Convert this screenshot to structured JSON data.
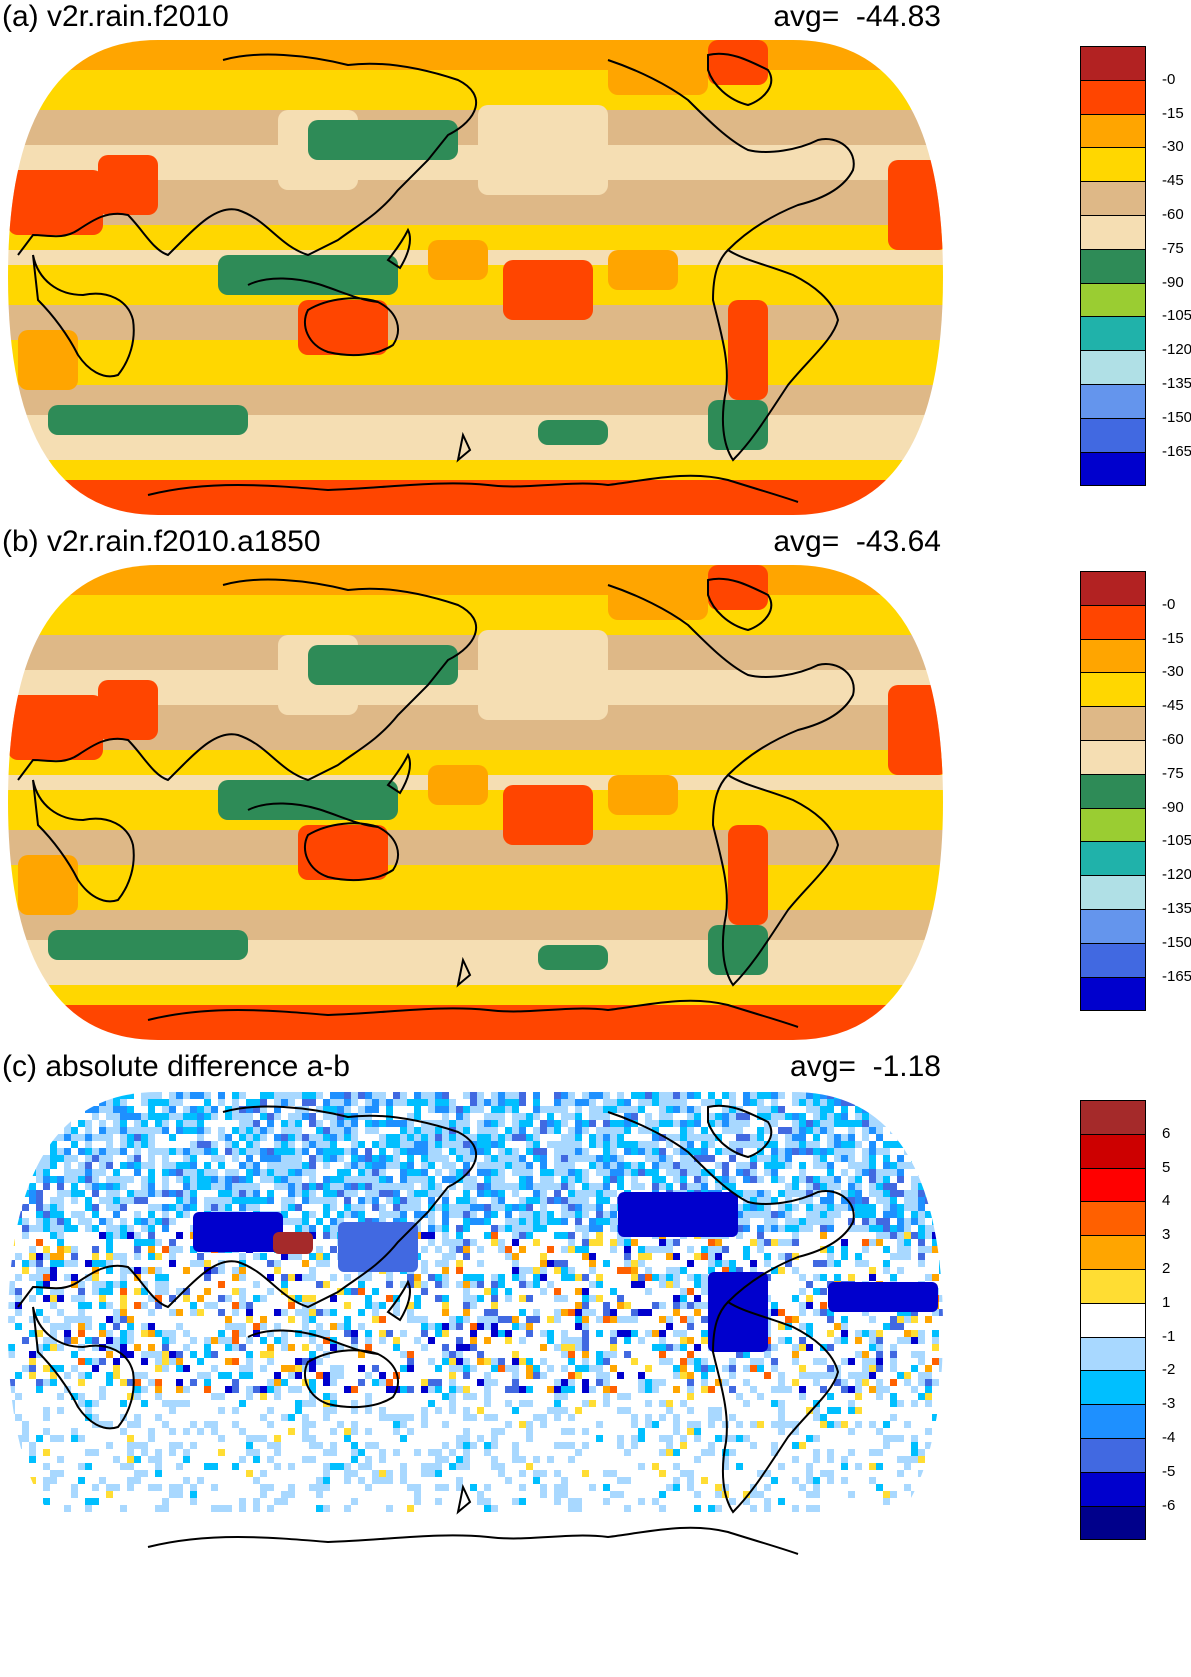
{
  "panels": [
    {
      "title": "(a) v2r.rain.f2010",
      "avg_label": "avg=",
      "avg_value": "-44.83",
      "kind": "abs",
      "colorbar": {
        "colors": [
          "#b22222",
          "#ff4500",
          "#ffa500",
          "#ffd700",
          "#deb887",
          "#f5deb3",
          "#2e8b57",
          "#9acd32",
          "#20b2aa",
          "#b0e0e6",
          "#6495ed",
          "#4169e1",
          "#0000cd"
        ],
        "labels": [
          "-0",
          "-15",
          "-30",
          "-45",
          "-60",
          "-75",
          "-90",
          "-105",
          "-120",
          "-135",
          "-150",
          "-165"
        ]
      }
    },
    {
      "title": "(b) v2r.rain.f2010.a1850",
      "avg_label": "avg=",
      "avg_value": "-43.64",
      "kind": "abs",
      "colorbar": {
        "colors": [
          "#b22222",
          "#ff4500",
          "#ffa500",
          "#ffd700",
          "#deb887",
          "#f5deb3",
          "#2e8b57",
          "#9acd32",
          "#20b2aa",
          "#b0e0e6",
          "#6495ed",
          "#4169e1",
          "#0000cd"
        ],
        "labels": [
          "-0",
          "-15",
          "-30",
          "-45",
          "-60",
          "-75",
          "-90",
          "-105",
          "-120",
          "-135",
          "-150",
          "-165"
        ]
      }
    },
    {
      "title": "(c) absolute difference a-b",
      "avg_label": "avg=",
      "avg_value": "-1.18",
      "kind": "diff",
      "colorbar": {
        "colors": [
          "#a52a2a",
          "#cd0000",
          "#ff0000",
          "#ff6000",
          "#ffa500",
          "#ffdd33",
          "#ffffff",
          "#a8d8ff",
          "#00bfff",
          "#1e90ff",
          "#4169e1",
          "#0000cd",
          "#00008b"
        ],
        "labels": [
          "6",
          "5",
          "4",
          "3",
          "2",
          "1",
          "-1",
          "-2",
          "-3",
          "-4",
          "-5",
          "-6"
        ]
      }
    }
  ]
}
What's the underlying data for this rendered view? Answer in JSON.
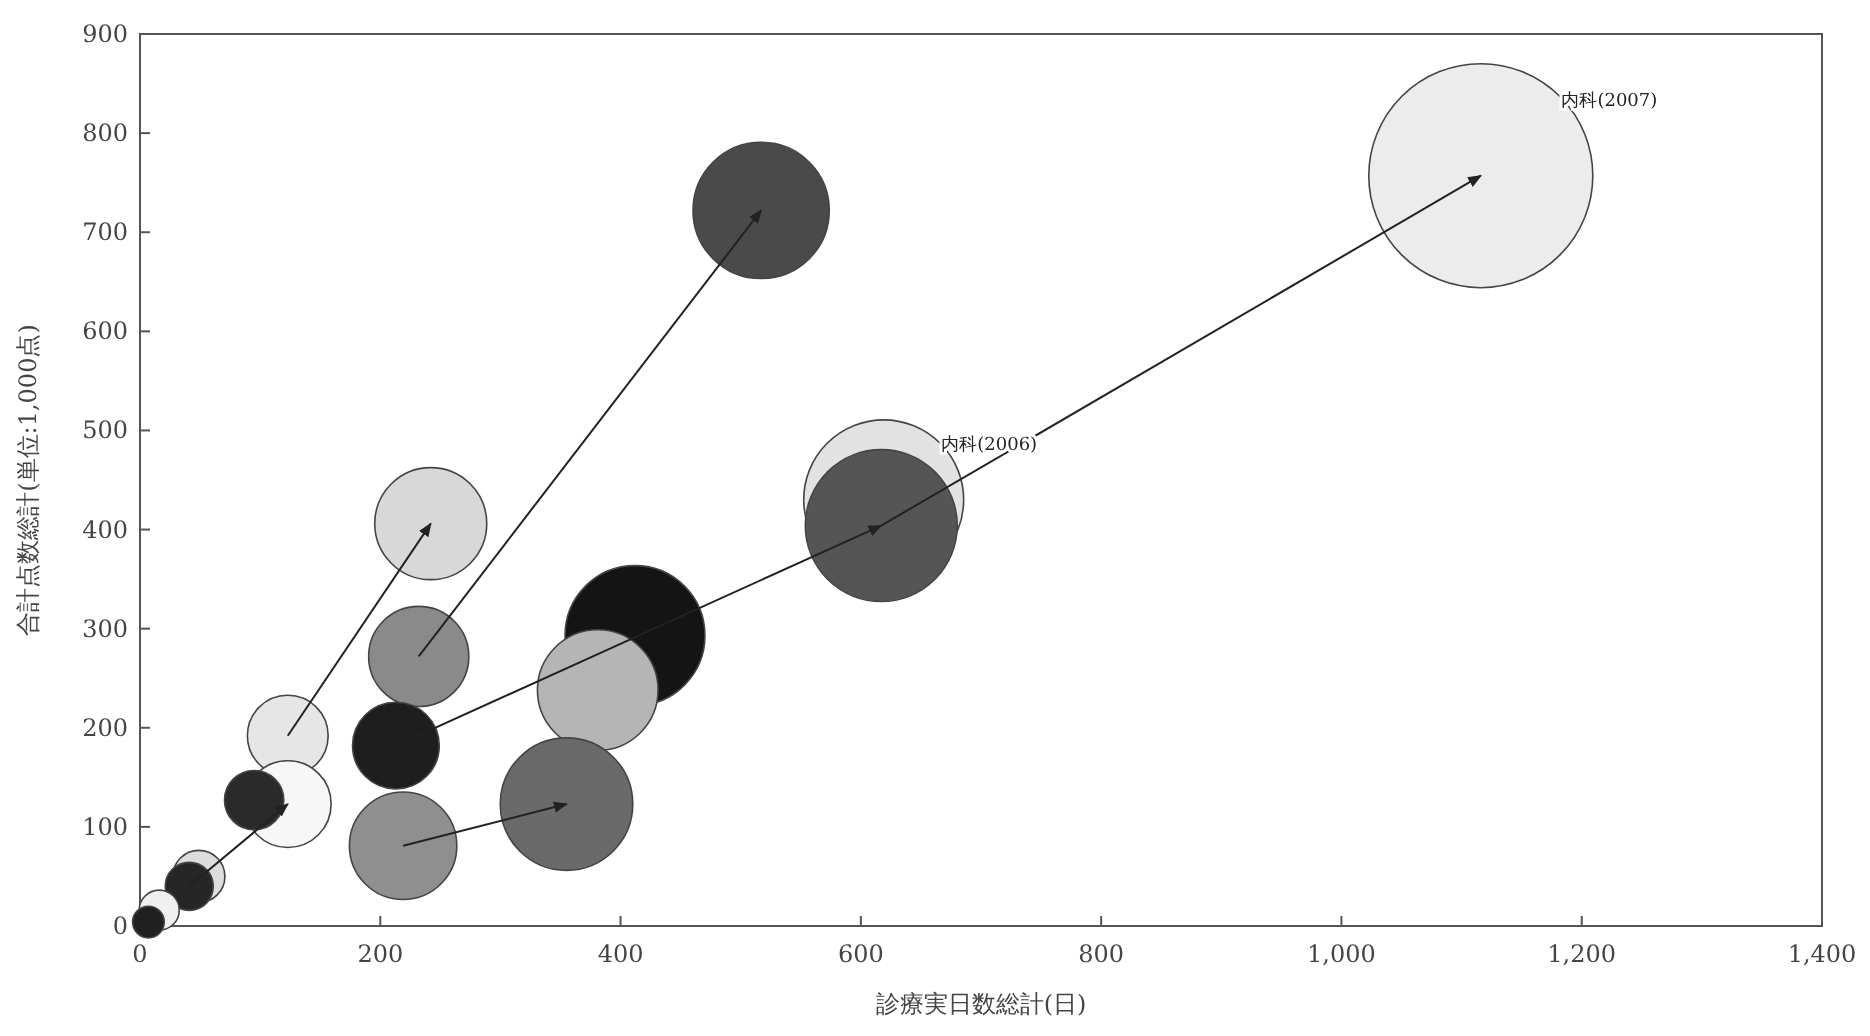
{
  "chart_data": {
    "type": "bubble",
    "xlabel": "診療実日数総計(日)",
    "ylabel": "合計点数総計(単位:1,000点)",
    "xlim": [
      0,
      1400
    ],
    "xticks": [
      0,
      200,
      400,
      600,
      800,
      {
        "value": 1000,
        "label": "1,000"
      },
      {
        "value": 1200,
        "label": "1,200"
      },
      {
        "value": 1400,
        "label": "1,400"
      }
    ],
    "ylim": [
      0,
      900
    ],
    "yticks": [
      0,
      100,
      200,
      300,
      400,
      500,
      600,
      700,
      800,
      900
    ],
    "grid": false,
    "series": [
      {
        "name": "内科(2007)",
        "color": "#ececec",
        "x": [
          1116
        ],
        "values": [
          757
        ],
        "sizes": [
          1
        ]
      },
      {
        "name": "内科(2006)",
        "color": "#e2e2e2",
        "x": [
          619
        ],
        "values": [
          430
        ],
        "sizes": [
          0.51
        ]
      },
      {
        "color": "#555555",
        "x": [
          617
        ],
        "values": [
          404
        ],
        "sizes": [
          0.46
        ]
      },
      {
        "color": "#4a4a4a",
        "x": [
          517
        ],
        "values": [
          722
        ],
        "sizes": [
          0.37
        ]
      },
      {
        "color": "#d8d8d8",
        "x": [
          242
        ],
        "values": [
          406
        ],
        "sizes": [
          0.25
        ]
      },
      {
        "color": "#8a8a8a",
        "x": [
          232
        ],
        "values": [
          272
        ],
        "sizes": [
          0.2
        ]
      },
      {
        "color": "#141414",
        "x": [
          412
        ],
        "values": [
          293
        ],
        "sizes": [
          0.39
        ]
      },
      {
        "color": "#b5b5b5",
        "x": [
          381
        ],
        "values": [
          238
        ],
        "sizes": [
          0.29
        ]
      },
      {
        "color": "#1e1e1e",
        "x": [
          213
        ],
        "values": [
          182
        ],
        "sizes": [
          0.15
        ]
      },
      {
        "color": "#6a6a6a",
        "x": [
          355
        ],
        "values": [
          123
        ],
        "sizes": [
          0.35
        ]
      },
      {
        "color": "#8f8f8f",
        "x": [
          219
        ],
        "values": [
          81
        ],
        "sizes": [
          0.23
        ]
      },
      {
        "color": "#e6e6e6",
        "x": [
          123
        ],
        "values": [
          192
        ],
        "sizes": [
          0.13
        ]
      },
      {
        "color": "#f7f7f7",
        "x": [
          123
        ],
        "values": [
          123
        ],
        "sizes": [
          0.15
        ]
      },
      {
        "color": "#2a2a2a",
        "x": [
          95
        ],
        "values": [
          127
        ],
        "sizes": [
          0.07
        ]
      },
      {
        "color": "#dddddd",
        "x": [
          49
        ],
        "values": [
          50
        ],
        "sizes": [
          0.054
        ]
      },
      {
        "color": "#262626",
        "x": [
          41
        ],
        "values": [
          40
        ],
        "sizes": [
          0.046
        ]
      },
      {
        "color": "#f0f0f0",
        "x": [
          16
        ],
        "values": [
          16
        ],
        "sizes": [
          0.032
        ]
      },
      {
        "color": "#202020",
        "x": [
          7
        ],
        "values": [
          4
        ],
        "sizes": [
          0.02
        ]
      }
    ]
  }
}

• Job
All the lines above are to be reproduced exactly, except the pictures.

• Task response
Convert this screenshot to structured JSON data.
{
  "panels": [
    {
      "title": "(a) v2r.rain.f2010",
      "avg_label": "avg=",
      "avg_value": "-44.83",
      "kind": "abs",
      "colorbar": {
        "colors": [
          "#b22222",
          "#ff4500",
          "#ffa500",
          "#ffd700",
          "#deb887",
          "#f5deb3",
          "#2e8b57",
          "#9acd32",
          "#20b2aa",
          "#b0e0e6",
          "#6495ed",
          "#4169e1",
          "#0000cd"
        ],
        "labels": [
          "-0",
          "-15",
          "-30",
          "-45",
          "-60",
          "-75",
          "-90",
          "-105",
          "-120",
          "-135",
          "-150",
          "-165"
        ]
      }
    },
    {
      "title": "(b) v2r.rain.f2010.a1850",
      "avg_label": "avg=",
      "avg_value": "-43.64",
      "kind": "abs",
      "colorbar": {
        "colors": [
          "#b22222",
          "#ff4500",
          "#ffa500",
          "#ffd700",
          "#deb887",
          "#f5deb3",
          "#2e8b57",
          "#9acd32",
          "#20b2aa",
          "#b0e0e6",
          "#6495ed",
          "#4169e1",
          "#0000cd"
        ],
        "labels": [
          "-0",
          "-15",
          "-30",
          "-45",
          "-60",
          "-75",
          "-90",
          "-105",
          "-120",
          "-135",
          "-150",
          "-165"
        ]
      }
    },
    {
      "title": "(c) absolute difference a-b",
      "avg_label": "avg=",
      "avg_value": "-1.18",
      "kind": "diff",
      "colorbar": {
        "colors": [
          "#a52a2a",
          "#cd0000",
          "#ff0000",
          "#ff6000",
          "#ffa500",
          "#ffdd33",
          "#ffffff",
          "#a8d8ff",
          "#00bfff",
          "#1e90ff",
          "#4169e1",
          "#0000cd",
          "#00008b"
        ],
        "labels": [
          "6",
          "5",
          "4",
          "3",
          "2",
          "1",
          "-1",
          "-2",
          "-3",
          "-4",
          "-5",
          "-6"
        ]
      }
    }
  ]
}
What's the underlying data for this rendered view? Answer in JSON.
{
  "chart_data": {
    "type": "bubble",
    "xlabel": "診療実日数総計(日)",
    "ylabel": "合計点数総計(単位:1,000点)",
    "xlim": [
      0,
      1400
    ],
    "xticks": [
      0,
      200,
      400,
      600,
      800,
      {
        "value": 1000,
        "label": "1,000"
      },
      {
        "value": 1200,
        "label": "1,200"
      },
      {
        "value": 1400,
        "label": "1,400"
      }
    ],
    "ylim": [
      0,
      900
    ],
    "yticks": [
      0,
      100,
      200,
      300,
      400,
      500,
      600,
      700,
      800,
      900
    ],
    "grid": false,
    "series": [
      {
        "name": "内科(2007)",
        "color": "#ececec",
        "x": [
          1116
        ],
        "values": [
          757
        ],
        "sizes": [
          1
        ]
      },
      {
        "name": "内科(2006)",
        "color": "#e2e2e2",
        "x": [
          619
        ],
        "values": [
          430
        ],
        "sizes": [
          0.51
        ]
      },
      {
        "color": "#555555",
        "x": [
          617
        ],
        "values": [
          404
        ],
        "sizes": [
          0.46
        ]
      },
      {
        "color": "#4a4a4a",
        "x": [
          517
        ],
        "values": [
          722
        ],
        "sizes": [
          0.37
        ]
      },
      {
        "color": "#d8d8d8",
        "x": [
          242
        ],
        "values": [
          406
        ],
        "sizes": [
          0.25
        ]
      },
      {
        "color": "#8a8a8a",
        "x": [
          232
        ],
        "values": [
          272
        ],
        "sizes": [
          0.2
        ]
      },
      {
        "color": "#141414",
        "x": [
          412
        ],
        "values": [
          293
        ],
        "sizes": [
          0.39
        ]
      },
      {
        "color": "#b5b5b5",
        "x": [
          381
        ],
        "values": [
          238
        ],
        "sizes": [
          0.29
        ]
      },
      {
        "color": "#1e1e1e",
        "x": [
          213
        ],
        "values": [
          182
        ],
        "sizes": [
          0.15
        ]
      },
      {
        "color": "#6a6a6a",
        "x": [
          355
        ],
        "values": [
          123
        ],
        "sizes": [
          0.35
        ]
      },
      {
        "color": "#8f8f8f",
        "x": [
          219
        ],
        "values": [
          81
        ],
        "sizes": [
          0.23
        ]
      },
      {
        "color": "#e6e6e6",
        "x": [
          123
        ],
        "values": [
          192
        ],
        "sizes": [
          0.13
        ]
      },
      {
        "color": "#f7f7f7",
        "x": [
          123
        ],
        "values": [
          123
        ],
        "sizes": [
          0.15
        ]
      },
      {
        "color": "#2a2a2a",
        "x": [
          95
        ],
        "values": [
          127
        ],
        "sizes": [
          0.07
        ]
      },
      {
        "color": "#dddddd",
        "x": [
          49
        ],
        "values": [
          50
        ],
        "sizes": [
          0.054
        ]
      },
      {
        "color": "#262626",
        "x": [
          41
        ],
        "values": [
          40
        ],
        "sizes": [
          0.046
        ]
      },
      {
        "color": "#f0f0f0",
        "x": [
          16
        ],
        "values": [
          16
        ],
        "sizes": [
          0.032
        ]
      },
      {
        "color": "#202020",
        "x": [
          7
        ],
        "values": [
          4
        ],
        "sizes": [
          0.02
        ]
      }
    ]
  }
}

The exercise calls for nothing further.